● DATA LINES
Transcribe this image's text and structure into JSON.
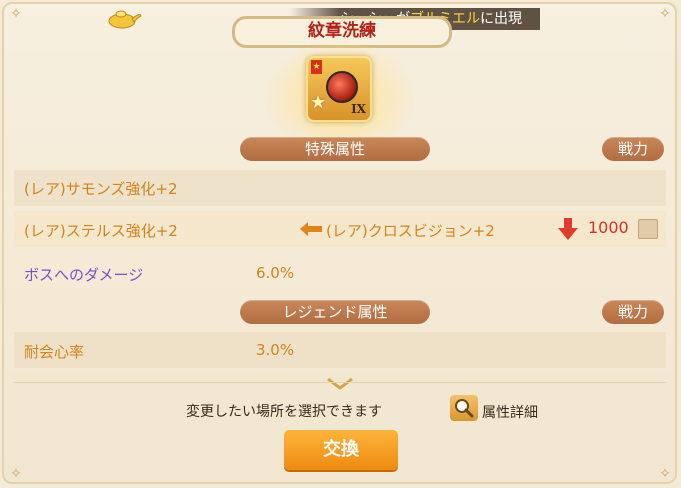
{
  "notice": {
    "before": "シュシュが",
    "highlight": "ブルミエル",
    "after": "に出現"
  },
  "title": "紋章洗練",
  "emblem": {
    "rank": "IX",
    "icon": "emblem-icon"
  },
  "special_attr": {
    "header": "特殊属性",
    "power_button": "戦力",
    "rows": [
      {
        "current": "(レア)サモンズ強化+2"
      },
      {
        "current": "(レア)ステルス強化+2",
        "new": "(レア)クロスビジョン+2",
        "power_change": "1000",
        "change_direction": "down"
      },
      {
        "current": "ボスへのダメージ",
        "value": "6.0%"
      }
    ]
  },
  "legend_attr": {
    "header": "レジェンド属性",
    "power_button": "戦力",
    "rows": [
      {
        "current": "耐会心率",
        "value": "3.0%"
      }
    ]
  },
  "footer": {
    "instruction": "変更したい場所を選択できます",
    "detail_label": "属性詳細",
    "exchange_label": "交換"
  },
  "colors": {
    "accent_orange": "#ee8a10",
    "pill_brown": "#b06d42",
    "attr_orange": "#d4831c",
    "attr_purple": "#7a4fc8",
    "decrease_red": "#d2322a"
  }
}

● SHORT EXERCISE
Search the records for the string "current" and return every line in which it occurs.

● SOLUTION BELOW
        "current": "(レア)サモンズ強化+2"
        "current": "(レア)ステルス強化+2",
        "current": "ボスへのダメージ",
        "current": "耐会心率",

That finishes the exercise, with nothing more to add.